Can you print every record below exactly as written?

>> begin

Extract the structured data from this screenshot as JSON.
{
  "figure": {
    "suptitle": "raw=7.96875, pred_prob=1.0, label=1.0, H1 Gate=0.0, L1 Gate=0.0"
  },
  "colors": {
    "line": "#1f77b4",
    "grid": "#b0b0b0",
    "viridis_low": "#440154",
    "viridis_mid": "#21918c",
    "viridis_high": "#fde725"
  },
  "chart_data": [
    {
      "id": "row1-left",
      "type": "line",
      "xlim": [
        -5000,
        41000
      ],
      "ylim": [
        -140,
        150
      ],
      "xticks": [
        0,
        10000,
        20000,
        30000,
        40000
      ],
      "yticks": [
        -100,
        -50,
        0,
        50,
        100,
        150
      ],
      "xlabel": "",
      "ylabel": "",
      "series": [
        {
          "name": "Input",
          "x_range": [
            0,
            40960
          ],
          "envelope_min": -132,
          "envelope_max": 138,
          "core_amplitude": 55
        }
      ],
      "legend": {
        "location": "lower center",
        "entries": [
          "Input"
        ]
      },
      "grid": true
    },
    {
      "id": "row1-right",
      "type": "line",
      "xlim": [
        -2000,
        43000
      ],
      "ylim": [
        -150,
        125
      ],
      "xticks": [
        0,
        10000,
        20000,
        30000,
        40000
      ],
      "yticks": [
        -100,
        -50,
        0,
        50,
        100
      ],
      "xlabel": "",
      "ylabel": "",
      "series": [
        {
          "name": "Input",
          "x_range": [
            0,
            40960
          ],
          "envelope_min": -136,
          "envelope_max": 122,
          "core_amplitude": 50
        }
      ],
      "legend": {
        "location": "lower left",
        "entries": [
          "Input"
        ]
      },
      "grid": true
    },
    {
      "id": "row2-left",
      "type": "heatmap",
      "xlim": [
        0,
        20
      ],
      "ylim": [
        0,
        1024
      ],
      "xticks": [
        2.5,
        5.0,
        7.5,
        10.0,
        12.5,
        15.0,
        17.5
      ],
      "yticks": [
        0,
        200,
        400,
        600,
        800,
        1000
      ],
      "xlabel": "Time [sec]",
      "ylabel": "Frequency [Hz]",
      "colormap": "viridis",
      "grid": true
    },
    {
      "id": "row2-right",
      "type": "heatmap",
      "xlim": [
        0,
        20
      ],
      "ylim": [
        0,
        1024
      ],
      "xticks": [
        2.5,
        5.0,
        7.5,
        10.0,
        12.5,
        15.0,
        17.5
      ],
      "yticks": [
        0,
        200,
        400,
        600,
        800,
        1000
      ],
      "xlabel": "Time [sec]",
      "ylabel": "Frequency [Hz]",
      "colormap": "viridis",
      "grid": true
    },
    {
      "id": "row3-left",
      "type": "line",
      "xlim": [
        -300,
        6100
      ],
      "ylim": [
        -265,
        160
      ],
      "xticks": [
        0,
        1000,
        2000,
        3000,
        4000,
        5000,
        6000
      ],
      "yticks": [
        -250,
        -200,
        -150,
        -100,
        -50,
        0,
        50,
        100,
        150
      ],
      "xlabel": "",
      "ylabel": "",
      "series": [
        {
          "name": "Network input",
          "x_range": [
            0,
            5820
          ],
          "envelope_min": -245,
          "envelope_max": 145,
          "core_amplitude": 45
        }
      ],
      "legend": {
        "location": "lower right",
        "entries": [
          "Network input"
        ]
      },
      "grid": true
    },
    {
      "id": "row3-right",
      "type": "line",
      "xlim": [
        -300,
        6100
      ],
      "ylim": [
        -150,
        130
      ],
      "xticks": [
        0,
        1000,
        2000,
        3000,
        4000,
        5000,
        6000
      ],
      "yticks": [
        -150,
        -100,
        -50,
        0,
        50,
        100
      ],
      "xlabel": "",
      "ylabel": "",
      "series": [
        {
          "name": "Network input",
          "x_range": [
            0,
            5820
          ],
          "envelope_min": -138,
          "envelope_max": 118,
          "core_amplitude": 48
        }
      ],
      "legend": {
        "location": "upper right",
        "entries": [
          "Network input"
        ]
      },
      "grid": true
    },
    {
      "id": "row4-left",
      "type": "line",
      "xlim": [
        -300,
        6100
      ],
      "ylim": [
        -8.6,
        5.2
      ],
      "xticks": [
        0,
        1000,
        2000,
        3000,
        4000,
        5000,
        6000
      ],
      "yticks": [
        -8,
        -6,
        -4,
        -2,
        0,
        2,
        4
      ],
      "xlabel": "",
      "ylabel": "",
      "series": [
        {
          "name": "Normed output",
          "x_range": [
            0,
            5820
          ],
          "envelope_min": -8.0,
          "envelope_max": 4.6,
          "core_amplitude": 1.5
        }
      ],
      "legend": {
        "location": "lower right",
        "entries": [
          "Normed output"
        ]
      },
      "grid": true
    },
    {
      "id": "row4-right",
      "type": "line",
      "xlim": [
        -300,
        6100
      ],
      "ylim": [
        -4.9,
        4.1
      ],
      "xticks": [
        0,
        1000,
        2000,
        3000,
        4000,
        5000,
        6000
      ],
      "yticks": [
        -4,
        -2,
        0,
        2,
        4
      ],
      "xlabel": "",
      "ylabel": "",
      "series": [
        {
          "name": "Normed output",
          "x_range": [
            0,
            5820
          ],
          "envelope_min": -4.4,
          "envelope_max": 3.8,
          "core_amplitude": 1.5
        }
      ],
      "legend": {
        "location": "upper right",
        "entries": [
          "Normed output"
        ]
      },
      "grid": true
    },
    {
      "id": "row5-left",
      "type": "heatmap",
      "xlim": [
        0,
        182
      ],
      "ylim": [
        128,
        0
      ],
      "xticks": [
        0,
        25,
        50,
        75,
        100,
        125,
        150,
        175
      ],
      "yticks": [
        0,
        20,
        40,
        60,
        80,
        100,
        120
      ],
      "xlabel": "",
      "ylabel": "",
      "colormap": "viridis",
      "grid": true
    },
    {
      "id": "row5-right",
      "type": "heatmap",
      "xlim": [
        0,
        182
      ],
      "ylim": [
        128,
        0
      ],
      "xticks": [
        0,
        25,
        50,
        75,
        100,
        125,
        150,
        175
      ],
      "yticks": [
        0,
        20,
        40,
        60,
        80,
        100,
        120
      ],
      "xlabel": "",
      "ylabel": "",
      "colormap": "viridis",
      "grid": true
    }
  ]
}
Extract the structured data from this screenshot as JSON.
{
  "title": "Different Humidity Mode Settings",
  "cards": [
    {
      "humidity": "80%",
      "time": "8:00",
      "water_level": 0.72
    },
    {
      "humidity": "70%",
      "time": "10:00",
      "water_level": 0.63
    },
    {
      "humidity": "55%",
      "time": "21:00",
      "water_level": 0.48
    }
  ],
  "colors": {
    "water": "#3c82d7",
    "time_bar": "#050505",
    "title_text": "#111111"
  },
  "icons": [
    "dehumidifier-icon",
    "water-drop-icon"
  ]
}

>> end

**Solved exercise:**
Extract the structured data from this screenshot as JSON.
{
  "figure": {
    "suptitle": "raw=7.96875, pred_prob=1.0, label=1.0, H1 Gate=0.0, L1 Gate=0.0"
  },
  "colors": {
    "line": "#1f77b4",
    "grid": "#b0b0b0",
    "viridis_low": "#440154",
    "viridis_mid": "#21918c",
    "viridis_high": "#fde725"
  },
  "chart_data": [
    {
      "id": "row1-left",
      "type": "line",
      "xlim": [
        -5000,
        41000
      ],
      "ylim": [
        -140,
        150
      ],
      "xticks": [
        0,
        10000,
        20000,
        30000,
        40000
      ],
      "yticks": [
        -100,
        -50,
        0,
        50,
        100,
        150
      ],
      "xlabel": "",
      "ylabel": "",
      "series": [
        {
          "name": "Input",
          "x_range": [
            0,
            40960
          ],
          "envelope_min": -132,
          "envelope_max": 138,
          "core_amplitude": 55
        }
      ],
      "legend": {
        "location": "lower center",
        "entries": [
          "Input"
        ]
      },
      "grid": true
    },
    {
      "id": "row1-right",
      "type": "line",
      "xlim": [
        -2000,
        43000
      ],
      "ylim": [
        -150,
        125
      ],
      "xticks": [
        0,
        10000,
        20000,
        30000,
        40000
      ],
      "yticks": [
        -100,
        -50,
        0,
        50,
        100
      ],
      "xlabel": "",
      "ylabel": "",
      "series": [
        {
          "name": "Input",
          "x_range": [
            0,
            40960
          ],
          "envelope_min": -136,
          "envelope_max": 122,
          "core_amplitude": 50
        }
      ],
      "legend": {
        "location": "lower left",
        "entries": [
          "Input"
        ]
      },
      "grid": true
    },
    {
      "id": "row2-left",
      "type": "heatmap",
      "xlim": [
        0,
        20
      ],
      "ylim": [
        0,
        1024
      ],
      "xticks": [
        2.5,
        5.0,
        7.5,
        10.0,
        12.5,
        15.0,
        17.5
      ],
      "yticks": [
        0,
        200,
        400,
        600,
        800,
        1000
      ],
      "xlabel": "Time [sec]",
      "ylabel": "Frequency [Hz]",
      "colormap": "viridis",
      "grid": true
    },
    {
      "id": "row2-right",
      "type": "heatmap",
      "xlim": [
        0,
        20
      ],
      "ylim": [
        0,
        1024
      ],
      "xticks": [
        2.5,
        5.0,
        7.5,
        10.0,
        12.5,
        15.0,
        17.5
      ],
      "yticks": [
        0,
        200,
        400,
        600,
        800,
        1000
      ],
      "xlabel": "Time [sec]",
      "ylabel": "Frequency [Hz]",
      "colormap": "viridis",
      "grid": true
    },
    {
      "id": "row3-left",
      "type": "line",
      "xlim": [
        -300,
        6100
      ],
      "ylim": [
        -265,
        160
      ],
      "xticks": [
        0,
        1000,
        2000,
        3000,
        4000,
        5000,
        6000
      ],
      "yticks": [
        -250,
        -200,
        -150,
        -100,
        -50,
        0,
        50,
        100,
        150
      ],
      "xlabel": "",
      "ylabel": "",
      "series": [
        {
          "name": "Network input",
          "x_range": [
            0,
            5820
          ],
          "envelope_min": -245,
          "envelope_max": 145,
          "core_amplitude": 45
        }
      ],
      "legend": {
        "location": "lower right",
        "entries": [
          "Network input"
        ]
      },
      "grid": true
    },
    {
      "id": "row3-right",
      "type": "line",
      "xlim": [
        -300,
        6100
      ],
      "ylim": [
        -150,
        130
      ],
      "xticks": [
        0,
        1000,
        2000,
        3000,
        4000,
        5000,
        6000
      ],
      "yticks": [
        -150,
        -100,
        -50,
        0,
        50,
        100
      ],
      "xlabel": "",
      "ylabel": "",
      "series": [
        {
          "name": "Network input",
          "x_range": [
            0,
            5820
          ],
          "envelope_min": -138,
          "envelope_max": 118,
          "core_amplitude": 48
        }
      ],
      "legend": {
        "location": "upper right",
        "entries": [
          "Network input"
        ]
      },
      "grid": true
    },
    {
      "id": "row4-left",
      "type": "line",
      "xlim": [
        -300,
        6100
      ],
      "ylim": [
        -8.6,
        5.2
      ],
      "xticks": [
        0,
        1000,
        2000,
        3000,
        4000,
        5000,
        6000
      ],
      "yticks": [
        -8,
        -6,
        -4,
        -2,
        0,
        2,
        4
      ],
      "xlabel": "",
      "ylabel": "",
      "series": [
        {
          "name": "Normed output",
          "x_range": [
            0,
            5820
          ],
          "envelope_min": -8.0,
          "envelope_max": 4.6,
          "core_amplitude": 1.5
        }
      ],
      "legend": {
        "location": "lower right",
        "entries": [
          "Normed output"
        ]
      },
      "grid": true
    },
    {
      "id": "row4-right",
      "type": "line",
      "xlim": [
        -300,
        6100
      ],
      "ylim": [
        -4.9,
        4.1
      ],
      "xticks": [
        0,
        1000,
        2000,
        3000,
        4000,
        5000,
        6000
      ],
      "yticks": [
        -4,
        -2,
        0,
        2,
        4
      ],
      "xlabel": "",
      "ylabel": "",
      "series": [
        {
          "name": "Normed output",
          "x_range": [
            0,
            5820
          ],
          "envelope_min": -4.4,
          "envelope_max": 3.8,
          "core_amplitude": 1.5
        }
      ],
      "legend": {
        "location": "upper right",
        "entries": [
          "Normed output"
        ]
      },
      "grid": true
    },
    {
      "id": "row5-left",
      "type": "heatmap",
      "xlim": [
        0,
        182
      ],
      "ylim": [
        128,
        0
      ],
      "xticks": [
        0,
        25,
        50,
        75,
        100,
        125,
        150,
        175
      ],
      "yticks": [
        0,
        20,
        40,
        60,
        80,
        100,
        120
      ],
      "xlabel": "",
      "ylabel": "",
      "colormap": "viridis",
      "grid": true
    },
    {
      "id": "row5-right",
      "type": "heatmap",
      "xlim": [
        0,
        182
      ],
      "ylim": [
        128,
        0
      ],
      "xticks": [
        0,
        25,
        50,
        75,
        100,
        125,
        150,
        175
      ],
      "yticks": [
        0,
        20,
        40,
        60,
        80,
        100,
        120
      ],
      "xlabel": "",
      "ylabel": "",
      "colormap": "viridis",
      "grid": true
    }
  ]
}
Extract the structured data from this screenshot as JSON.
{
  "title": "Different Humidity Mode Settings",
  "cards": [
    {
      "humidity": "80%",
      "time": "8:00",
      "water_level": 0.72
    },
    {
      "humidity": "70%",
      "time": "10:00",
      "water_level": 0.63
    },
    {
      "humidity": "55%",
      "time": "21:00",
      "water_level": 0.48
    }
  ],
  "colors": {
    "water": "#3c82d7",
    "time_bar": "#050505",
    "title_text": "#111111"
  },
  "icons": [
    "dehumidifier-icon",
    "water-drop-icon"
  ]
}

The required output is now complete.